** begin PROVIDED ENTRIES **

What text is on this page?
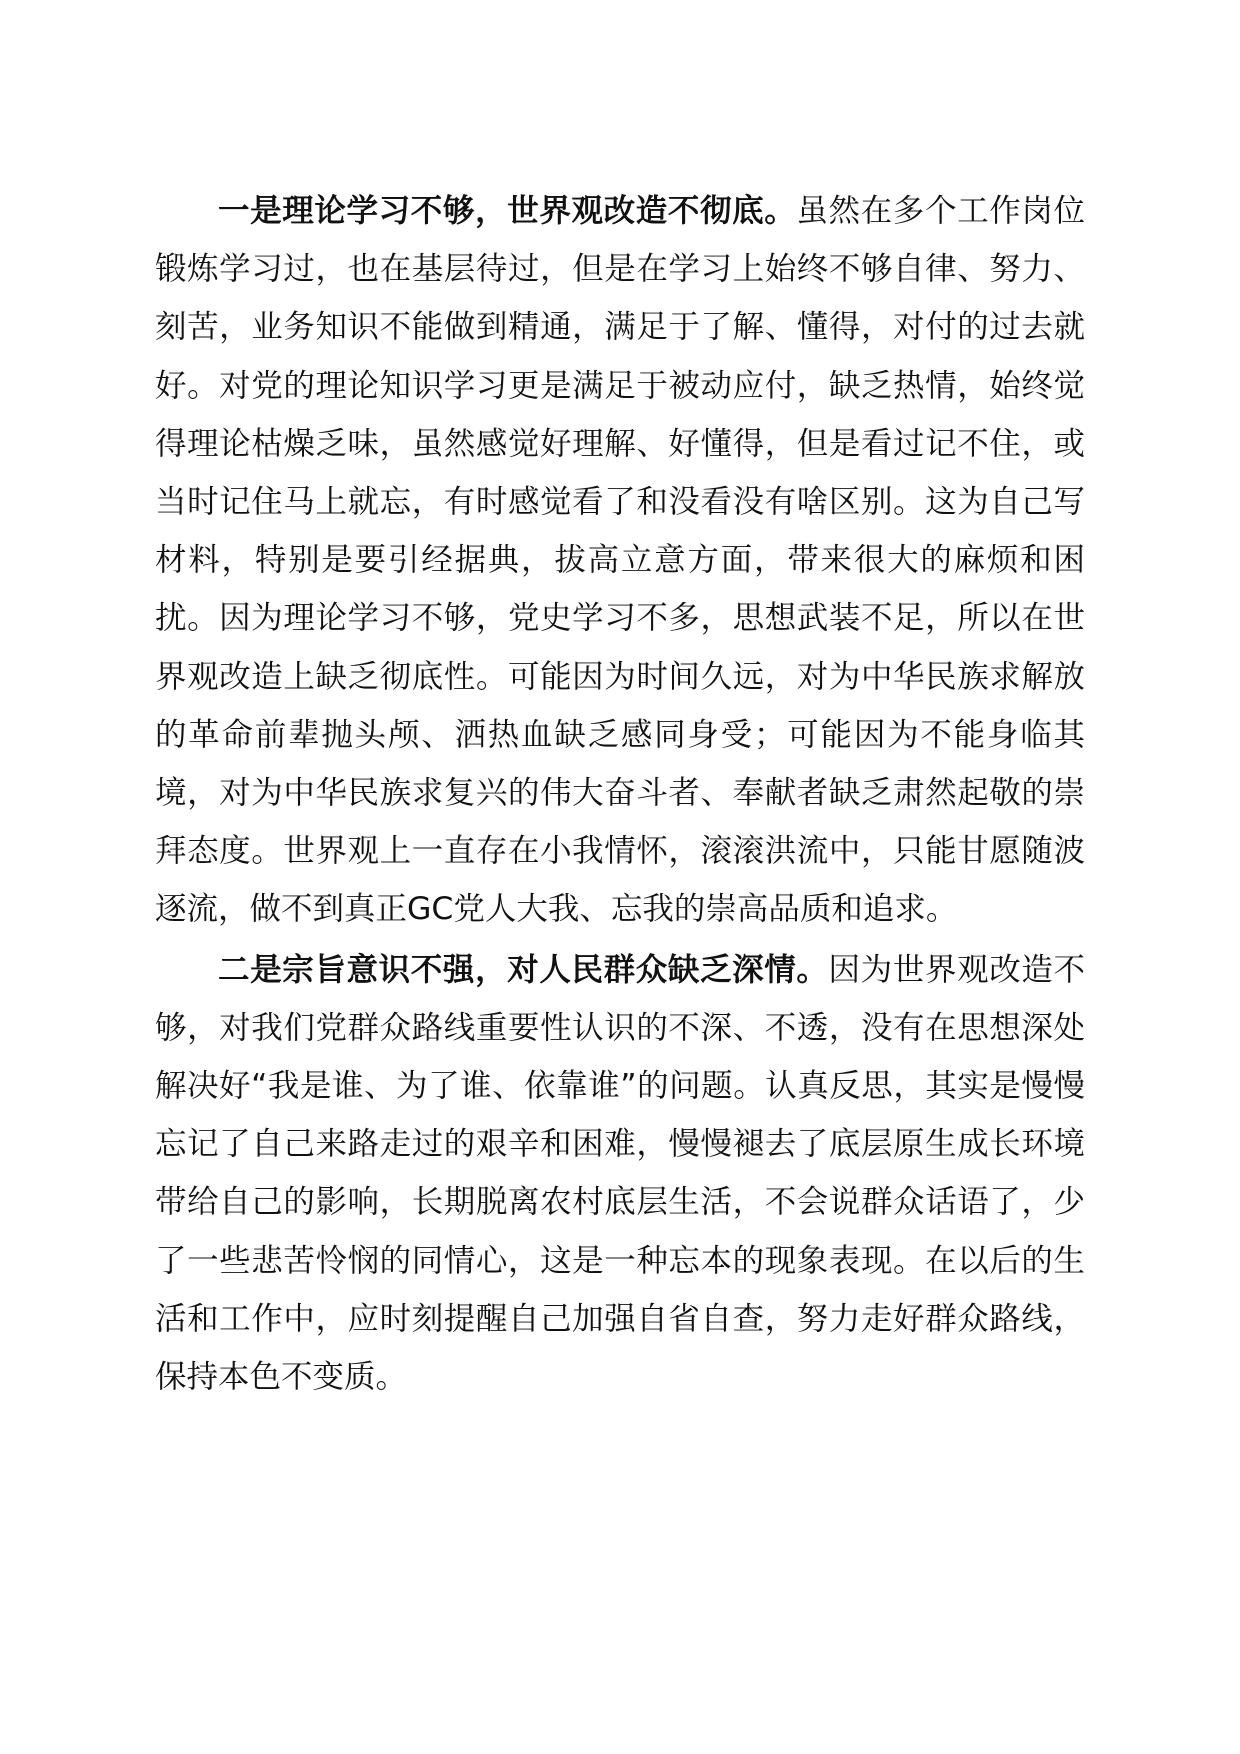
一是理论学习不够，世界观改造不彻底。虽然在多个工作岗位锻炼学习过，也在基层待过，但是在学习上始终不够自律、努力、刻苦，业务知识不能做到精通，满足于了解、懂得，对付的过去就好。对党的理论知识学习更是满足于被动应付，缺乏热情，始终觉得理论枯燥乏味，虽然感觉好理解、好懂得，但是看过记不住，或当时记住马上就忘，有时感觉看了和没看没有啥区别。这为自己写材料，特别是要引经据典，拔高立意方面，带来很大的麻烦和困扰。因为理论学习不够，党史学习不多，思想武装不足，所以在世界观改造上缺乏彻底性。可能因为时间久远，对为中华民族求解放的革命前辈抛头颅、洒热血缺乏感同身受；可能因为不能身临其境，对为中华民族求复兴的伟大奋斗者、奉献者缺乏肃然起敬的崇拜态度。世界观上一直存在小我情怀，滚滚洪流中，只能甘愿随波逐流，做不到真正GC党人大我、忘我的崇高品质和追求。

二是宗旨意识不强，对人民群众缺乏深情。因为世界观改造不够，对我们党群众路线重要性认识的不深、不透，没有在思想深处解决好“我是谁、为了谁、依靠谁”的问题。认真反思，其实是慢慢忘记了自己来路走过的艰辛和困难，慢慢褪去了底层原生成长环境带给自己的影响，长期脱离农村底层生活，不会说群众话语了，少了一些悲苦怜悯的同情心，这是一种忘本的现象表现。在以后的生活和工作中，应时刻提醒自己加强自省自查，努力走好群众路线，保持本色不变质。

** end PROVIDED ENTRIES **
** begin PROVIDED ENTRIES **

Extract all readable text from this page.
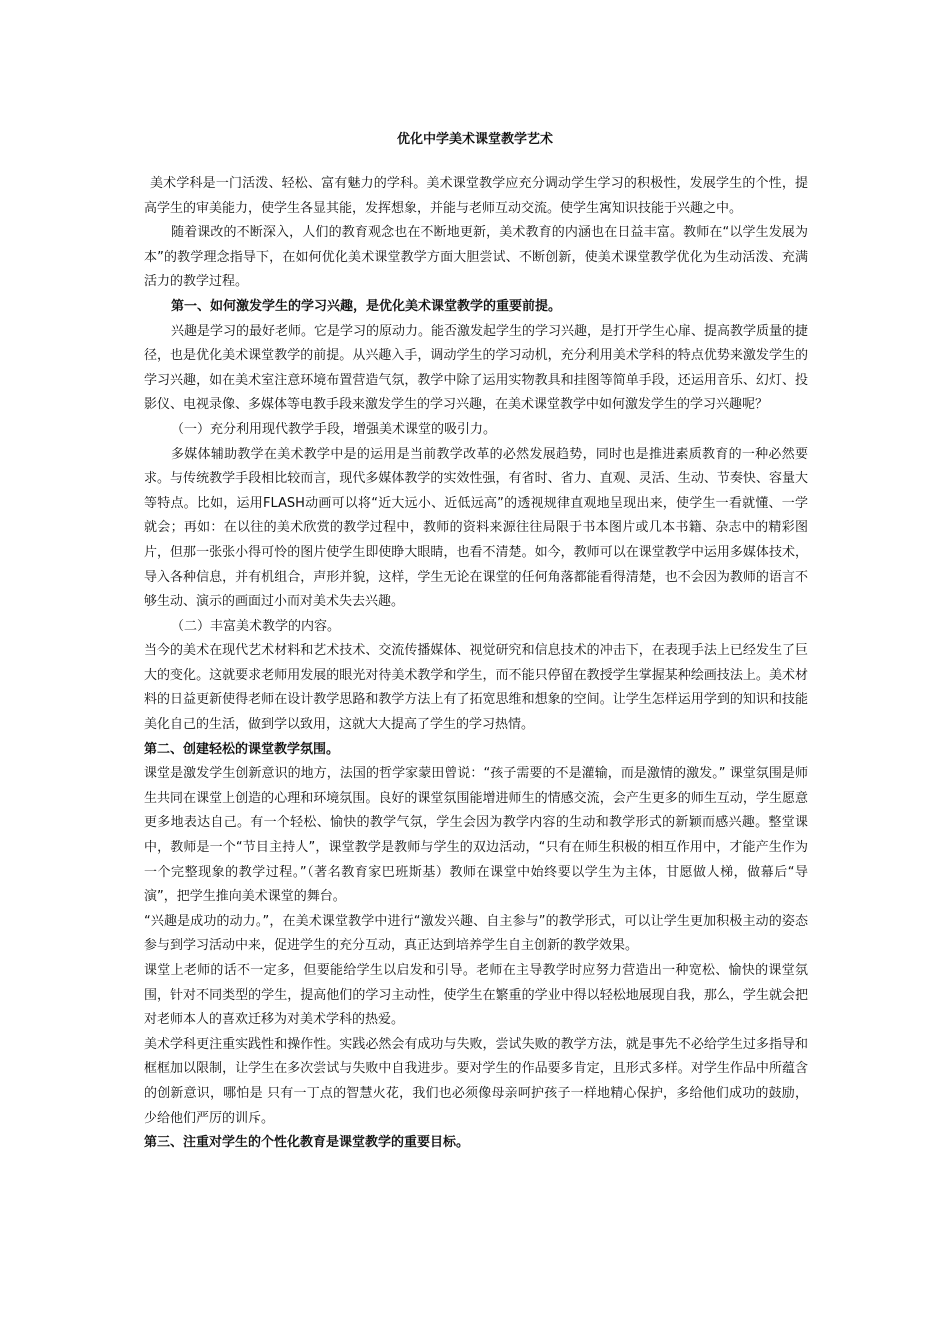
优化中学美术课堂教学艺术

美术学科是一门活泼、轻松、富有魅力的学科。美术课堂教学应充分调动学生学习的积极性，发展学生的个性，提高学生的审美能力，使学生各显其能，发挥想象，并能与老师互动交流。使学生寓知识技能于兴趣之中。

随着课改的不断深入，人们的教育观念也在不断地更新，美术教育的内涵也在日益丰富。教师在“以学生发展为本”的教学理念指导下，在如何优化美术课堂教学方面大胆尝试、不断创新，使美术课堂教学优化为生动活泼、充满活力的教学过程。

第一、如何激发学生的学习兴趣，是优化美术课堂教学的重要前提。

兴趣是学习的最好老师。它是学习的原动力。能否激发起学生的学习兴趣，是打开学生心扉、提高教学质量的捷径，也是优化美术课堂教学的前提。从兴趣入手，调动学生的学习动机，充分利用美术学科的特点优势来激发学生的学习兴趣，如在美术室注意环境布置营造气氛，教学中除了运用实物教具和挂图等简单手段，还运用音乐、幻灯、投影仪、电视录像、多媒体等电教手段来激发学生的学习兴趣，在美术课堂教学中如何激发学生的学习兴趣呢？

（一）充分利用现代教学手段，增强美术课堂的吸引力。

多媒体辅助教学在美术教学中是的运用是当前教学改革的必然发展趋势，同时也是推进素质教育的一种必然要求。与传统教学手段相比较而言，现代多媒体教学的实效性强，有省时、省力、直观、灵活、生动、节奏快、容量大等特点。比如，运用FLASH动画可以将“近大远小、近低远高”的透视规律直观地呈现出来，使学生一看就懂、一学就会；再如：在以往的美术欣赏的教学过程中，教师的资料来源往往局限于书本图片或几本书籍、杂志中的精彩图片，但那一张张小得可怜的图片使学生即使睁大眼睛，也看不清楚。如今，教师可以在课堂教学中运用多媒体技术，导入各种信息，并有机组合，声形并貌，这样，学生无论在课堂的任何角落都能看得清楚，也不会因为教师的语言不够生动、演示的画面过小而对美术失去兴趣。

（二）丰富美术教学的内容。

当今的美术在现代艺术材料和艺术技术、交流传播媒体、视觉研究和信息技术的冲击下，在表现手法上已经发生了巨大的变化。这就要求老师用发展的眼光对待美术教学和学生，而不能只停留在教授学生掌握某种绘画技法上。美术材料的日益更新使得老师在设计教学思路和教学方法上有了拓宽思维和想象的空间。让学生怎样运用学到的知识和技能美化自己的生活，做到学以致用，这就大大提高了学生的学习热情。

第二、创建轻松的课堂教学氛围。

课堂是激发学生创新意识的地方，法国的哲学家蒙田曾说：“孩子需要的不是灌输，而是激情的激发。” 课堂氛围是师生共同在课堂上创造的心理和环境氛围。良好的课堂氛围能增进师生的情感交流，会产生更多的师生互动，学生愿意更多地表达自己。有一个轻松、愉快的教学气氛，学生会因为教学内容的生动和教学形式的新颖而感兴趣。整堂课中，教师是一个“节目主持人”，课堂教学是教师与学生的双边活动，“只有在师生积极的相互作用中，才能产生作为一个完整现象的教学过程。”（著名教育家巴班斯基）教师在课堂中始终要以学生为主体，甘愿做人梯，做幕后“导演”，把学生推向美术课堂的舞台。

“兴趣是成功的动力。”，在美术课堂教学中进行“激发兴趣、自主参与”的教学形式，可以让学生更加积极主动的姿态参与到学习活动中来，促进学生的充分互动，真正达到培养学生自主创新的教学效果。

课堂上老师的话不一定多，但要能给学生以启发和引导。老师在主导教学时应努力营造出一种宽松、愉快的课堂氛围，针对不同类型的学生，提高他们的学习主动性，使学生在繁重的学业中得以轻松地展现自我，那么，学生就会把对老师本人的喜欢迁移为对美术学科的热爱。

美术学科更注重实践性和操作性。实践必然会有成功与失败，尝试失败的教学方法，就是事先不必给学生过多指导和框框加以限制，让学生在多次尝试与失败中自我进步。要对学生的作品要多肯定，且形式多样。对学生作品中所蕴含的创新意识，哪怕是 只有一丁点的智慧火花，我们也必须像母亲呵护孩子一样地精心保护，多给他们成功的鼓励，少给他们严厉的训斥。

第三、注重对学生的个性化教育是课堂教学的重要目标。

** end PROVIDED ENTRIES **

◆ **REQUIRED TASK**
From the listing above, copy every line that holds the string "page".

◆ **COMPLETE OUTPUT**
What text is on this page?
Extract all readable text from this page.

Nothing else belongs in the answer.